INPUT RECORDS
──────────────────────────────

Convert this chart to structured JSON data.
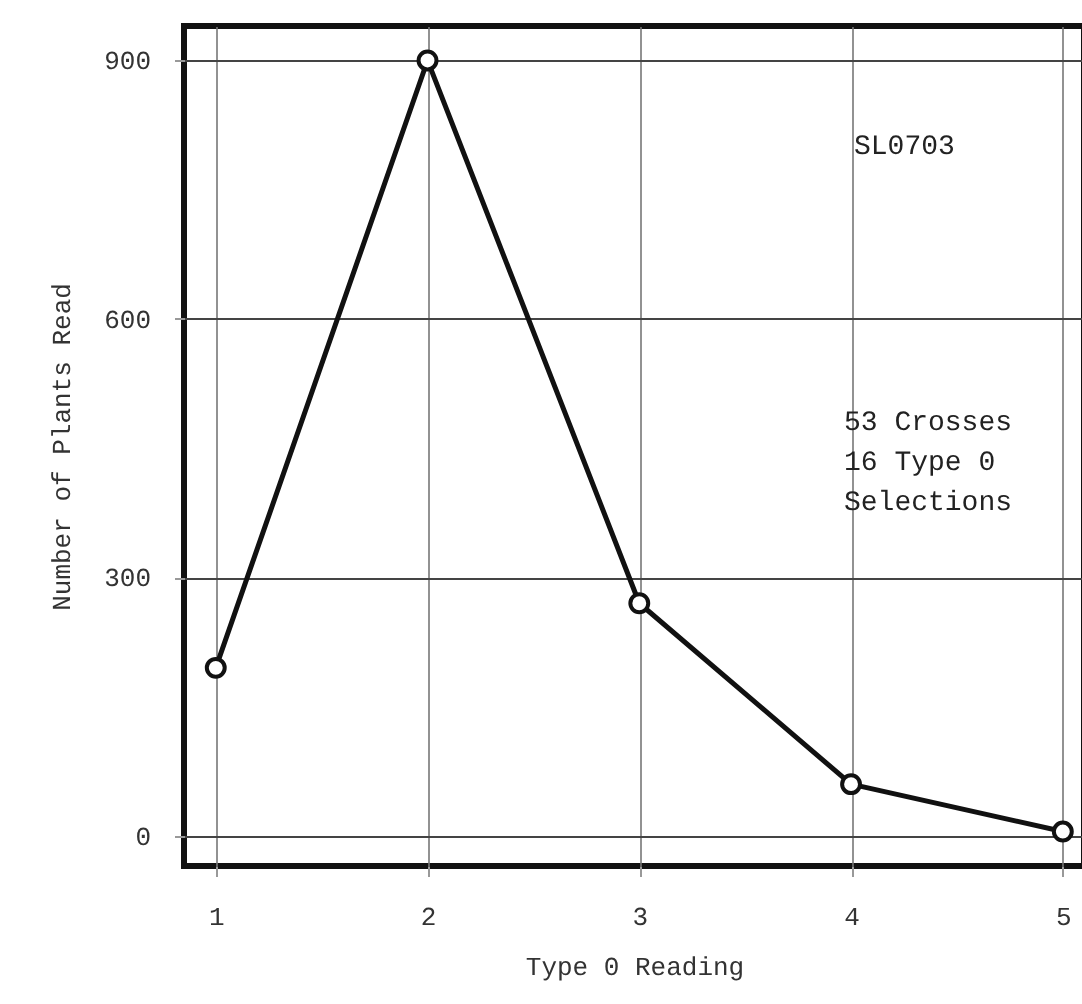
{
  "chart_data": {
    "type": "line",
    "xlabel": "Type 0 Reading",
    "ylabel": "Number of Plants Read",
    "x": [
      1,
      2,
      3,
      4,
      5
    ],
    "series": [
      {
        "color": "#111111",
        "values": [
          195,
          900,
          270,
          60,
          5
        ]
      }
    ],
    "xlim": [
      0.85,
      5.1
    ],
    "ylim": [
      -35,
      940
    ],
    "xticks": [
      1,
      2,
      3,
      4,
      5
    ],
    "yticks": [
      0,
      300,
      600,
      900
    ],
    "grid": true,
    "marker": "circle",
    "line_style": "solid",
    "annotations": [
      "SL0703",
      "53 Crosses",
      "16 Type 0",
      "   Selections"
    ]
  }
}
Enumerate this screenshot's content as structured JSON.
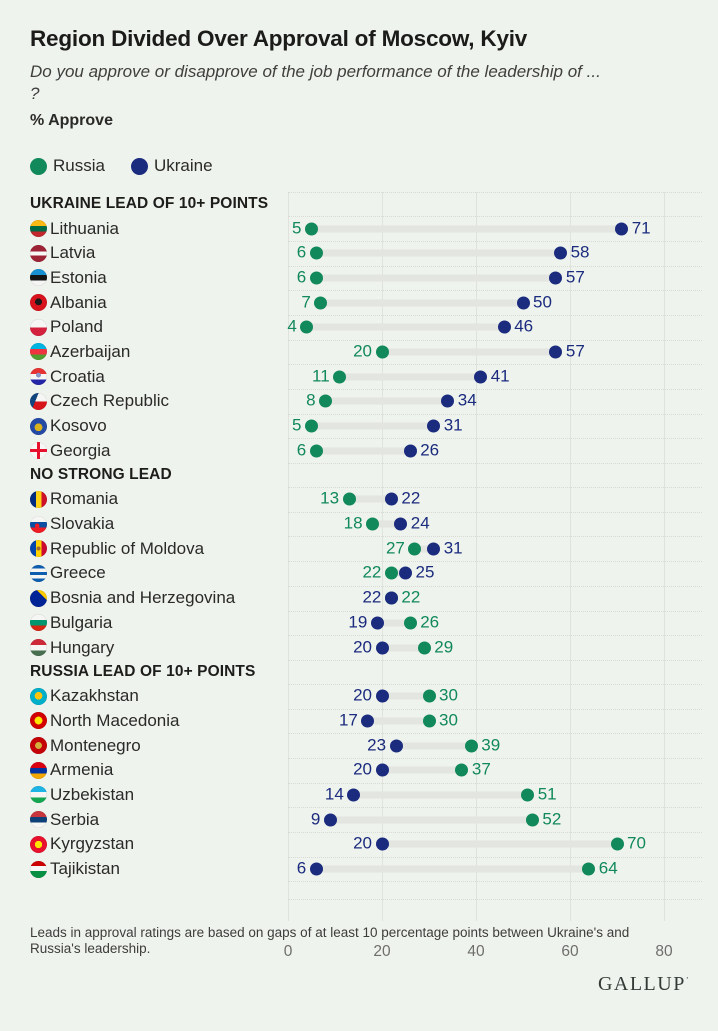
{
  "header": {
    "title": "Region Divided Over Approval of Moscow, Kyiv",
    "subtitle_line1": "Do you approve or disapprove of the job performance of the leadership of ...",
    "subtitle_line2": "?",
    "measure_label": "% Approve"
  },
  "legend": {
    "russia_label": "Russia",
    "ukraine_label": "Ukraine"
  },
  "colors": {
    "russia": "#11895a",
    "ukraine": "#1b2b7e",
    "bar": "#e3e6e0",
    "gridline": "#dfe3dc",
    "background": "#eff3ed"
  },
  "chart_data": {
    "type": "dumbbell",
    "title": "Region Divided Over Approval of Moscow, Kyiv",
    "measure": "% Approve",
    "series_names": [
      "Russia",
      "Ukraine"
    ],
    "axis": {
      "min": 0,
      "max": 80,
      "ticks": [
        0,
        20,
        40,
        60,
        80
      ],
      "grid": true
    },
    "sections": [
      {
        "label": "UKRAINE LEAD OF 10+ POINTS",
        "rows": [
          {
            "country": "Lithuania",
            "flag": "lithuania",
            "russia": 5,
            "ukraine": 71
          },
          {
            "country": "Latvia",
            "flag": "latvia",
            "russia": 6,
            "ukraine": 58
          },
          {
            "country": "Estonia",
            "flag": "estonia",
            "russia": 6,
            "ukraine": 57
          },
          {
            "country": "Albania",
            "flag": "albania",
            "russia": 7,
            "ukraine": 50
          },
          {
            "country": "Poland",
            "flag": "poland",
            "russia": 4,
            "ukraine": 46
          },
          {
            "country": "Azerbaijan",
            "flag": "azerbaijan",
            "russia": 20,
            "ukraine": 57
          },
          {
            "country": "Croatia",
            "flag": "croatia",
            "russia": 11,
            "ukraine": 41
          },
          {
            "country": "Czech Republic",
            "flag": "czech",
            "russia": 8,
            "ukraine": 34
          },
          {
            "country": "Kosovo",
            "flag": "kosovo",
            "russia": 5,
            "ukraine": 31
          },
          {
            "country": "Georgia",
            "flag": "georgia",
            "russia": 6,
            "ukraine": 26
          }
        ]
      },
      {
        "label": "NO STRONG LEAD",
        "rows": [
          {
            "country": "Romania",
            "flag": "romania",
            "russia": 13,
            "ukraine": 22
          },
          {
            "country": "Slovakia",
            "flag": "slovakia",
            "russia": 18,
            "ukraine": 24
          },
          {
            "country": "Republic of Moldova",
            "flag": "moldova",
            "russia": 27,
            "ukraine": 31
          },
          {
            "country": "Greece",
            "flag": "greece",
            "russia": 22,
            "ukraine": 25
          },
          {
            "country": "Bosnia and Herzegovina",
            "flag": "bosnia",
            "russia": 22,
            "ukraine": 22
          },
          {
            "country": "Bulgaria",
            "flag": "bulgaria",
            "russia": 26,
            "ukraine": 19
          },
          {
            "country": "Hungary",
            "flag": "hungary",
            "russia": 29,
            "ukraine": 20
          }
        ]
      },
      {
        "label": "RUSSIA LEAD OF 10+ POINTS",
        "rows": [
          {
            "country": "Kazakhstan",
            "flag": "kazakhstan",
            "russia": 30,
            "ukraine": 20
          },
          {
            "country": "North Macedonia",
            "flag": "macedonia",
            "russia": 30,
            "ukraine": 17
          },
          {
            "country": "Montenegro",
            "flag": "montenegro",
            "russia": 39,
            "ukraine": 23
          },
          {
            "country": "Armenia",
            "flag": "armenia",
            "russia": 37,
            "ukraine": 20
          },
          {
            "country": "Uzbekistan",
            "flag": "uzbekistan",
            "russia": 51,
            "ukraine": 14
          },
          {
            "country": "Serbia",
            "flag": "serbia",
            "russia": 52,
            "ukraine": 9
          },
          {
            "country": "Kyrgyzstan",
            "flag": "kyrgyzstan",
            "russia": 70,
            "ukraine": 20
          },
          {
            "country": "Tajikistan",
            "flag": "tajikistan",
            "russia": 64,
            "ukraine": 6
          }
        ]
      }
    ]
  },
  "footer": {
    "note": "Leads in approval ratings are based on gaps of at least 10 percentage points between Ukraine's and Russia's leadership.",
    "brand": "GALLUP"
  }
}
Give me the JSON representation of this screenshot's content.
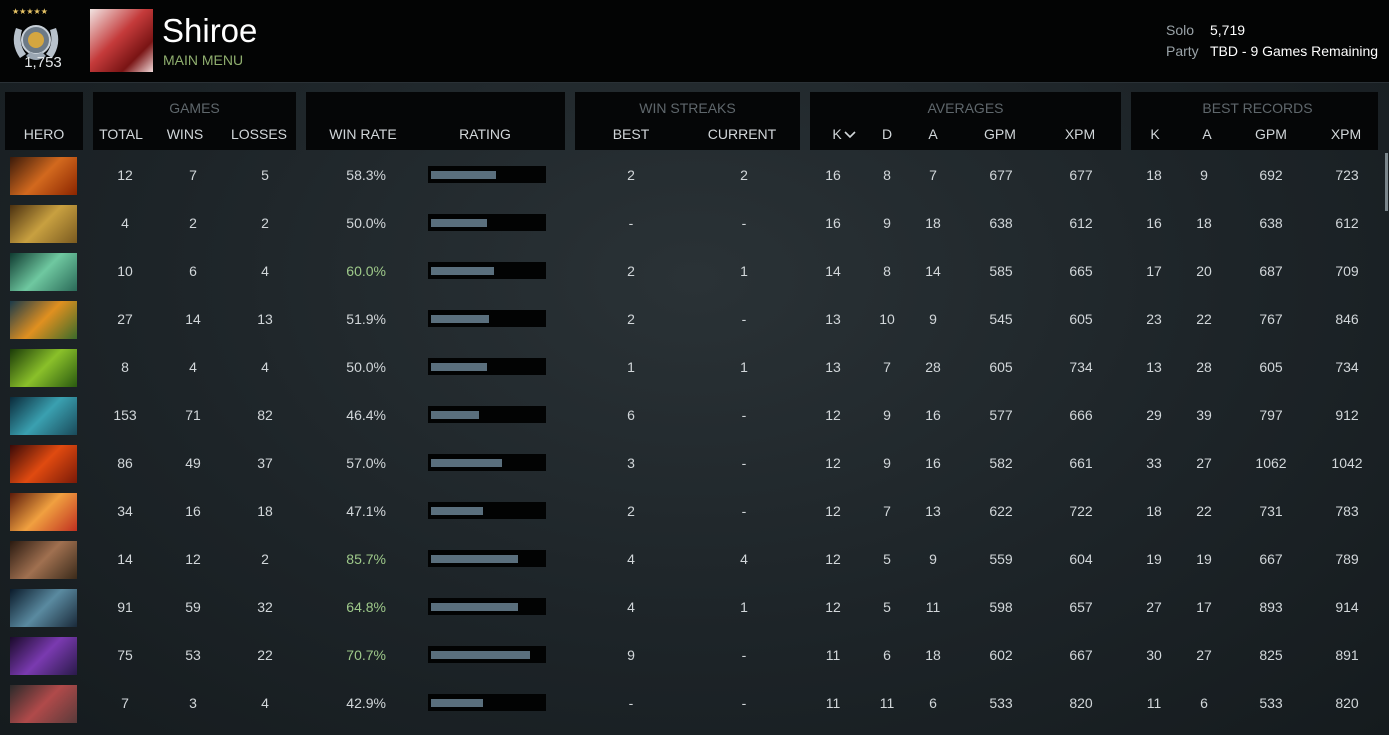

──────────────────────────────

WORK TO COMPLETE
Print out the material word for word, omitting the pictures.

OUTPUT FOR THIS EXERCISE
Convert this chart to structured JSON data.
{
  "chart_data": {
    "type": "line",
    "xlabel": "Type 0 Reading",
    "ylabel": "Number of Plants Read",
    "x": [
      1,
      2,
      3,
      4,
      5
    ],
    "series": [
      {
        "color": "#111111",
        "values": [
          195,
          900,
          270,
          60,
          5
        ]
      }
    ],
    "xlim": [
      0.85,
      5.1
    ],
    "ylim": [
      -35,
      940
    ],
    "xticks": [
      1,
      2,
      3,
      4,
      5
    ],
    "yticks": [
      0,
      300,
      600,
      900
    ],
    "grid": true,
    "marker": "circle",
    "line_style": "solid",
    "annotations": [
      "SL0703",
      "53 Crosses",
      "16 Type 0",
      "   Selections"
    ]
  }
}
Enumerate this screenshot's content as structured JSON.
{
  "header": {
    "title": "Region Divided Over Approval of Moscow, Kyiv",
    "subtitle_line1": "Do you approve or disapprove of the job performance of the leadership of ...",
    "subtitle_line2": "?",
    "measure_label": "% Approve"
  },
  "legend": {
    "russia_label": "Russia",
    "ukraine_label": "Ukraine"
  },
  "colors": {
    "russia": "#11895a",
    "ukraine": "#1b2b7e",
    "bar": "#e3e6e0",
    "gridline": "#dfe3dc",
    "background": "#eff3ed"
  },
  "chart_data": {
    "type": "dumbbell",
    "title": "Region Divided Over Approval of Moscow, Kyiv",
    "measure": "% Approve",
    "series_names": [
      "Russia",
      "Ukraine"
    ],
    "axis": {
      "min": 0,
      "max": 80,
      "ticks": [
        0,
        20,
        40,
        60,
        80
      ],
      "grid": true
    },
    "sections": [
      {
        "label": "UKRAINE LEAD OF 10+ POINTS",
        "rows": [
          {
            "country": "Lithuania",
            "flag": "lithuania",
            "russia": 5,
            "ukraine": 71
          },
          {
            "country": "Latvia",
            "flag": "latvia",
            "russia": 6,
            "ukraine": 58
          },
          {
            "country": "Estonia",
            "flag": "estonia",
            "russia": 6,
            "ukraine": 57
          },
          {
            "country": "Albania",
            "flag": "albania",
            "russia": 7,
            "ukraine": 50
          },
          {
            "country": "Poland",
            "flag": "poland",
            "russia": 4,
            "ukraine": 46
          },
          {
            "country": "Azerbaijan",
            "flag": "azerbaijan",
            "russia": 20,
            "ukraine": 57
          },
          {
            "country": "Croatia",
            "flag": "croatia",
            "russia": 11,
            "ukraine": 41
          },
          {
            "country": "Czech Republic",
            "flag": "czech",
            "russia": 8,
            "ukraine": 34
          },
          {
            "country": "Kosovo",
            "flag": "kosovo",
            "russia": 5,
            "ukraine": 31
          },
          {
            "country": "Georgia",
            "flag": "georgia",
            "russia": 6,
            "ukraine": 26
          }
        ]
      },
      {
        "label": "NO STRONG LEAD",
        "rows": [
          {
            "country": "Romania",
            "flag": "romania",
            "russia": 13,
            "ukraine": 22
          },
          {
            "country": "Slovakia",
            "flag": "slovakia",
            "russia": 18,
            "ukraine": 24
          },
          {
            "country": "Republic of Moldova",
            "flag": "moldova",
            "russia": 27,
            "ukraine": 31
          },
          {
            "country": "Greece",
            "flag": "greece",
            "russia": 22,
            "ukraine": 25
          },
          {
            "country": "Bosnia and Herzegovina",
            "flag": "bosnia",
            "russia": 22,
            "ukraine": 22
          },
          {
            "country": "Bulgaria",
            "flag": "bulgaria",
            "russia": 26,
            "ukraine": 19
          },
          {
            "country": "Hungary",
            "flag": "hungary",
            "russia": 29,
            "ukraine": 20
          }
        ]
      },
      {
        "label": "RUSSIA LEAD OF 10+ POINTS",
        "rows": [
          {
            "country": "Kazakhstan",
            "flag": "kazakhstan",
            "russia": 30,
            "ukraine": 20
          },
          {
            "country": "North Macedonia",
            "flag": "macedonia",
            "russia": 30,
            "ukraine": 17
          },
          {
            "country": "Montenegro",
            "flag": "montenegro",
            "russia": 39,
            "ukraine": 23
          },
          {
            "country": "Armenia",
            "flag": "armenia",
            "russia": 37,
            "ukraine": 20
          },
          {
            "country": "Uzbekistan",
            "flag": "uzbekistan",
            "russia": 51,
            "ukraine": 14
          },
          {
            "country": "Serbia",
            "flag": "serbia",
            "russia": 52,
            "ukraine": 9
          },
          {
            "country": "Kyrgyzstan",
            "flag": "kyrgyzstan",
            "russia": 70,
            "ukraine": 20
          },
          {
            "country": "Tajikistan",
            "flag": "tajikistan",
            "russia": 64,
            "ukraine": 6
          }
        ]
      }
    ]
  },
  "footer": {
    "note": "Leads in approval ratings are based on gaps of at least 10 percentage points between Ukraine's and Russia's leadership.",
    "brand": "GALLUP"
  }
}
Give me the JSON representation of this screenshot's content.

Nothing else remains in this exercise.